--- BEGIN TASK INPUTS ---

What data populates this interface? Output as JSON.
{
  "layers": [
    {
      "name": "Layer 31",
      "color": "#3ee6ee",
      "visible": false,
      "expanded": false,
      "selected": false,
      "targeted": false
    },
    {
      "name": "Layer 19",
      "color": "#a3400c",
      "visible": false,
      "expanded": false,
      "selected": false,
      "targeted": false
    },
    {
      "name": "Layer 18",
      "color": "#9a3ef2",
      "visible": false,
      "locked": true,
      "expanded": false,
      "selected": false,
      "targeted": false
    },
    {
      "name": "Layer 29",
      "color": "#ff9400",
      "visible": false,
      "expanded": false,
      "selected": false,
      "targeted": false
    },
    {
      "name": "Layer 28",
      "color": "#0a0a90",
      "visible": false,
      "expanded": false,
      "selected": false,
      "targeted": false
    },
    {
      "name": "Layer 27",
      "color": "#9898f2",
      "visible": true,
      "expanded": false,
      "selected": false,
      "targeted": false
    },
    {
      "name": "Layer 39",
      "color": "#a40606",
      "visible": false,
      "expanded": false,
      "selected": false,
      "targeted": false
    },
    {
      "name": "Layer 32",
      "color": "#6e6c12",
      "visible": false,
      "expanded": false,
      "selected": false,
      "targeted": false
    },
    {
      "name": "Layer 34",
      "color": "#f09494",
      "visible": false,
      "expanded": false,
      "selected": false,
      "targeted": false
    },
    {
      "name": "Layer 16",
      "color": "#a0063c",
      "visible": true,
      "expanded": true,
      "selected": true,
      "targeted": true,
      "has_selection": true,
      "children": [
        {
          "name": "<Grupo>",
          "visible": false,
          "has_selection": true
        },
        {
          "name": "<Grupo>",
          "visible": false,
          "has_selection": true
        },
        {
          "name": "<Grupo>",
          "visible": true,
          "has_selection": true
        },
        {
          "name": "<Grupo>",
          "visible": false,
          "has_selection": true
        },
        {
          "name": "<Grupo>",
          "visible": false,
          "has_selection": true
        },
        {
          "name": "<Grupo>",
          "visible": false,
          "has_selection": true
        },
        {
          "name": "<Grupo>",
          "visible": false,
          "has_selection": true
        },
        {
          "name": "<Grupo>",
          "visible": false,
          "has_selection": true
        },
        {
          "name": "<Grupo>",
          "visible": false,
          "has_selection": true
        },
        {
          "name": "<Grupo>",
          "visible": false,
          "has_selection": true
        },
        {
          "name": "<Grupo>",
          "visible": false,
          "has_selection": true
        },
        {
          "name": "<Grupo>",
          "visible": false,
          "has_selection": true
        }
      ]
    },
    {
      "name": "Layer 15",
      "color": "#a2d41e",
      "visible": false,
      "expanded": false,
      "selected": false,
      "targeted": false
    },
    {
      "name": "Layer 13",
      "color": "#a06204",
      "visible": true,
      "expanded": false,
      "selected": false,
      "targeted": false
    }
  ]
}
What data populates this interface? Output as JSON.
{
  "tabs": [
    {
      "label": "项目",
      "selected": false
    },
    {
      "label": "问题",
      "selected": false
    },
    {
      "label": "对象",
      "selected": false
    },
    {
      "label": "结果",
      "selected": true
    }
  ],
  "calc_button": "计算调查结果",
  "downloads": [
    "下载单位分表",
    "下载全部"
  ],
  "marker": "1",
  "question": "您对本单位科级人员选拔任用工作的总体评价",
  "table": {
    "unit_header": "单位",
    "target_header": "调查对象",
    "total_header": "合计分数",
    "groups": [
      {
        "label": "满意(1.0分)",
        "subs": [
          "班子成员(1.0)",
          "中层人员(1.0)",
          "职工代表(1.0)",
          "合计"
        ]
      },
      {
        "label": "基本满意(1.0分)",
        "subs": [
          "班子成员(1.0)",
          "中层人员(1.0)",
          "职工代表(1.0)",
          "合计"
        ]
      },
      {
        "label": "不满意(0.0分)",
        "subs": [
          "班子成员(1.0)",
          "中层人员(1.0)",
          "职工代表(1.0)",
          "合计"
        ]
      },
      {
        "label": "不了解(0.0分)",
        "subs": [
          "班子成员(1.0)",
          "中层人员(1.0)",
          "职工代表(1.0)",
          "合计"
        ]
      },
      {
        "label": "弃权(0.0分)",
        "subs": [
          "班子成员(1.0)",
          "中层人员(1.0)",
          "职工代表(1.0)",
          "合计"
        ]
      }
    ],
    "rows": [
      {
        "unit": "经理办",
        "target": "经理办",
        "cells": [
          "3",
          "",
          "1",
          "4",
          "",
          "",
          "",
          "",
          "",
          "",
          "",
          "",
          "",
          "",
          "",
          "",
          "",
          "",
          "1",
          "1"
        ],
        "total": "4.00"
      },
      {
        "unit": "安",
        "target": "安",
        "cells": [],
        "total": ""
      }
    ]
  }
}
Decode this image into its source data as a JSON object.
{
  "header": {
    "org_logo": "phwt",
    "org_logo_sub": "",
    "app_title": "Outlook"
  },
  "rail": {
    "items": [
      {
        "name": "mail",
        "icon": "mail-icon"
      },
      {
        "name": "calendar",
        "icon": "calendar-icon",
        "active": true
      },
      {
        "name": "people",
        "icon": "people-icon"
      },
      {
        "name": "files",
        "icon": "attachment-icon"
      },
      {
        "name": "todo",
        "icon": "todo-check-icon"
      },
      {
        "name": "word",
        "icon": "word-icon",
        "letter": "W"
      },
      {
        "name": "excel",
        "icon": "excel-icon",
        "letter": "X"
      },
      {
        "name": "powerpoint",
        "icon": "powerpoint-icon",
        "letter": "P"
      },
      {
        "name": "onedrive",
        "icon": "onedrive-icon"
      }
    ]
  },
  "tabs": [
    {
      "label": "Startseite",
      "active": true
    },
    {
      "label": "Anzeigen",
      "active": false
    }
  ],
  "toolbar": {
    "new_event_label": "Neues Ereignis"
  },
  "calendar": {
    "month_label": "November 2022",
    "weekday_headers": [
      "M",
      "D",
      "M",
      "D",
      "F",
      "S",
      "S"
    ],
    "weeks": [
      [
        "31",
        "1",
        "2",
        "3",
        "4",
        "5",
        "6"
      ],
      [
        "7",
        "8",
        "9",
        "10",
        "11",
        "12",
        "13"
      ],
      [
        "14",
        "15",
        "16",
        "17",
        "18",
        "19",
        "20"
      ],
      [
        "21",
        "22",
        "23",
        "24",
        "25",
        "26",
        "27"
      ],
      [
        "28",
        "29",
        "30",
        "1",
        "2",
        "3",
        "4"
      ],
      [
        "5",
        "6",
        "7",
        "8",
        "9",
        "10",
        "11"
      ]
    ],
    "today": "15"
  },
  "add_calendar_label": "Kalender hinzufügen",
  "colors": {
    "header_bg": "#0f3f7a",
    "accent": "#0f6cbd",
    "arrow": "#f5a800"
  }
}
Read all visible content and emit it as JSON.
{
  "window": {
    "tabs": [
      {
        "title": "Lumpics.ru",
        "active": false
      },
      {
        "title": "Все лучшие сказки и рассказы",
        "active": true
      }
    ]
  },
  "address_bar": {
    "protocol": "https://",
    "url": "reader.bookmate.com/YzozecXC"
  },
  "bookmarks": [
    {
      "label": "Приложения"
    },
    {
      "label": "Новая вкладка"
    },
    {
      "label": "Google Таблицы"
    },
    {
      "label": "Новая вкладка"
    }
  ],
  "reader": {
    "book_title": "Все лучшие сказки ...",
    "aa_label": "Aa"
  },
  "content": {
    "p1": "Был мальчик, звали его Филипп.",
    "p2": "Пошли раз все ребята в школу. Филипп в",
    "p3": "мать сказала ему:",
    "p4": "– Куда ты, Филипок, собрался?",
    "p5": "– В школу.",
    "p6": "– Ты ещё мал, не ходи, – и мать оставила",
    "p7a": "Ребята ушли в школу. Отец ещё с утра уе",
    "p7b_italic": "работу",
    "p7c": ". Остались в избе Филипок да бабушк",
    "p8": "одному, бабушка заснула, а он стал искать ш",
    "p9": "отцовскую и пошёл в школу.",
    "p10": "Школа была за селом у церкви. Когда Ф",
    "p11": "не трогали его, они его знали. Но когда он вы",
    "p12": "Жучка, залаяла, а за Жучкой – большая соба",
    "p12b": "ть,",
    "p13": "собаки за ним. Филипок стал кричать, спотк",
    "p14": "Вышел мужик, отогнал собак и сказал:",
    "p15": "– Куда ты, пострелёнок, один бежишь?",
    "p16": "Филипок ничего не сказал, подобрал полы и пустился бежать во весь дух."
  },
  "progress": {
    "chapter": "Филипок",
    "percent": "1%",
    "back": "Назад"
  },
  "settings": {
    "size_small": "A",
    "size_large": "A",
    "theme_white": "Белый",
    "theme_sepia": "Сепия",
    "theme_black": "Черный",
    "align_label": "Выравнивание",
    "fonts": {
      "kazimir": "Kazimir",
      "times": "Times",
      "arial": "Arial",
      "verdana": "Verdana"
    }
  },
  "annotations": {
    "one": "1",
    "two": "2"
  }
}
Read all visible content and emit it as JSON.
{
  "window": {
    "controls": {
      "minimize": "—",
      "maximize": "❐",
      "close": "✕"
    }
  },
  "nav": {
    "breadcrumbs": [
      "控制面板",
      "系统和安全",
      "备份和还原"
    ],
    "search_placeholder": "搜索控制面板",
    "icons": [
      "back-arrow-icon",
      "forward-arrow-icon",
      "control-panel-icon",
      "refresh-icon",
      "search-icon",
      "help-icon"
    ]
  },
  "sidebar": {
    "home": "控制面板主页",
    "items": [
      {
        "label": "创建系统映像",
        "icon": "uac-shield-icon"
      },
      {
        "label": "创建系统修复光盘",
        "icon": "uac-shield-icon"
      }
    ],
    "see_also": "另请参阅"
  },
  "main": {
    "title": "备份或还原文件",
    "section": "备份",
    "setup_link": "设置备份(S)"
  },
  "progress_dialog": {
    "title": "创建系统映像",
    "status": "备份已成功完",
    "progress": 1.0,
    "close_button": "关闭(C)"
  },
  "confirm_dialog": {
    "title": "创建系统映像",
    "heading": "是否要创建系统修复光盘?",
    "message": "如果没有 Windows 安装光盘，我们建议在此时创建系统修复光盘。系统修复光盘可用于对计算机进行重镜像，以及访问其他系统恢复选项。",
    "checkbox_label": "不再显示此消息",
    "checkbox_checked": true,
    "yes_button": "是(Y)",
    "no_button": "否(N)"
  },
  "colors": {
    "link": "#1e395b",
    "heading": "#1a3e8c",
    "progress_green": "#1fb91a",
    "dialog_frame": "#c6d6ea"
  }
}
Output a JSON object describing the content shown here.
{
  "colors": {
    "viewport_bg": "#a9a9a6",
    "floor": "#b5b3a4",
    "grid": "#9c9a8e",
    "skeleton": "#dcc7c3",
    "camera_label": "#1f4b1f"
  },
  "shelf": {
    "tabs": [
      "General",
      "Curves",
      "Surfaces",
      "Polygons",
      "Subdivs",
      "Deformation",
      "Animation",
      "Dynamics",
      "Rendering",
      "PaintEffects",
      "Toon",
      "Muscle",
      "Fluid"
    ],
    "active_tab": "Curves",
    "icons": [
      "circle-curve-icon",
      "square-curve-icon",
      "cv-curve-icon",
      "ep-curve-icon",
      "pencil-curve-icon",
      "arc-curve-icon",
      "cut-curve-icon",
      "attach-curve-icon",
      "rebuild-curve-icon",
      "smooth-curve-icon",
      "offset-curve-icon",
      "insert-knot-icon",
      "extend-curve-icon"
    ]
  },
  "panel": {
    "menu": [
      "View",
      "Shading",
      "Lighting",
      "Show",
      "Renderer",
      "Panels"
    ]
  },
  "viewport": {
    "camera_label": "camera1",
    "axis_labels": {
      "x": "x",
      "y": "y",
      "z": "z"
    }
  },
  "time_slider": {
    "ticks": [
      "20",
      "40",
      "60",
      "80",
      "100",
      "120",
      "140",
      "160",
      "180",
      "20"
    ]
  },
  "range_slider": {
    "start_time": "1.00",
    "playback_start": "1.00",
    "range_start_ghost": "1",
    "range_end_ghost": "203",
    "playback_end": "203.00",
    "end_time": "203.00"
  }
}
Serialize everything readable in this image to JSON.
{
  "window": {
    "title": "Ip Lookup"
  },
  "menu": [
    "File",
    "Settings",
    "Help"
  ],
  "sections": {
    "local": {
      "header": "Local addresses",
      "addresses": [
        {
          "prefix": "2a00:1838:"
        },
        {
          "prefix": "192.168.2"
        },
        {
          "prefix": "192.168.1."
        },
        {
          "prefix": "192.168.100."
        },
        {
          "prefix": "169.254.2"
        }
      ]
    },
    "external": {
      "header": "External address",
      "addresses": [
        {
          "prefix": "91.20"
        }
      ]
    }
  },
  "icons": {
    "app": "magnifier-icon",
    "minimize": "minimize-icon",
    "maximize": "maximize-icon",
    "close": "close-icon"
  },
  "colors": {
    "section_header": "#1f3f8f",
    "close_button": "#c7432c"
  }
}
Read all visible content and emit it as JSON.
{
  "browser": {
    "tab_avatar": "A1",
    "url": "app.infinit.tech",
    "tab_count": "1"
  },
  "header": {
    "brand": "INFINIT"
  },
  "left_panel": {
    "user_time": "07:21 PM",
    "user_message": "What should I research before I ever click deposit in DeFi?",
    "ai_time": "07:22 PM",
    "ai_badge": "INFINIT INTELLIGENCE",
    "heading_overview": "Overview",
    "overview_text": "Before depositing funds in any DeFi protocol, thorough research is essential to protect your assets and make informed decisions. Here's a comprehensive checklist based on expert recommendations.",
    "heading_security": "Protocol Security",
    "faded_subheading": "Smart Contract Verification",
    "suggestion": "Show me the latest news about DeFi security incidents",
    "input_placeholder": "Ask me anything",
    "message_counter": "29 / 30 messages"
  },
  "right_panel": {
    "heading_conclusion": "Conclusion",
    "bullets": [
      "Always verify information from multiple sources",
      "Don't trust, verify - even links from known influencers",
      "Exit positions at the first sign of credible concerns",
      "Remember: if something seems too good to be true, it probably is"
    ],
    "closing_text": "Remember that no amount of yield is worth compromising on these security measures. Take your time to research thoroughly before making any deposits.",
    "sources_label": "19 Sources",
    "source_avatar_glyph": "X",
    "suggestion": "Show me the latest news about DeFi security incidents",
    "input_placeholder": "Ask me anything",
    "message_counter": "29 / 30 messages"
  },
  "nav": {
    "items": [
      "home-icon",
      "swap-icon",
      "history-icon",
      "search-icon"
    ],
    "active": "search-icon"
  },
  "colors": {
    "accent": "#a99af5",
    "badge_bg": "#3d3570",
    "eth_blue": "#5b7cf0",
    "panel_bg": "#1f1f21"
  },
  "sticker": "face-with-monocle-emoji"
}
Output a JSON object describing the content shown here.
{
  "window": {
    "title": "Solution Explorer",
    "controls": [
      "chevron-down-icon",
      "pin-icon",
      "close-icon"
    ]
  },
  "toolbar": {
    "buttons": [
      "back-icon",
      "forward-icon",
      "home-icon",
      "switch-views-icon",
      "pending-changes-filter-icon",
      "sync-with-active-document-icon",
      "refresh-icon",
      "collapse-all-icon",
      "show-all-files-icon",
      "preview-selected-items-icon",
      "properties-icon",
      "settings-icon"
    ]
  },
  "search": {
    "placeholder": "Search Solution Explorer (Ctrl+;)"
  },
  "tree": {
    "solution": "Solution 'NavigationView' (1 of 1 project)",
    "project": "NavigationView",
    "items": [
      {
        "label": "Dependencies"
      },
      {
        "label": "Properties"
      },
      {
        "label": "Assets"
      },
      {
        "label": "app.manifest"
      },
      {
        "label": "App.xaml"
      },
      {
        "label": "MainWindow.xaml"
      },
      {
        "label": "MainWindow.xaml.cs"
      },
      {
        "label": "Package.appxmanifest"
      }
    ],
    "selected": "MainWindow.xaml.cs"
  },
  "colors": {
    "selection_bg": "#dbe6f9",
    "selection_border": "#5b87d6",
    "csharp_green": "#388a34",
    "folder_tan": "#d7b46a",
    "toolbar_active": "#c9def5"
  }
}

--- END TASK INPUTS ---

• [PROBLEM DESCRIPTION]: Scan the listing above for the word "image" and copy every line that holds it.

• [EXERCISE ANSWER]:
Decode this image into its source data as a JSON object.
Serialize everything readable in this image to JSON.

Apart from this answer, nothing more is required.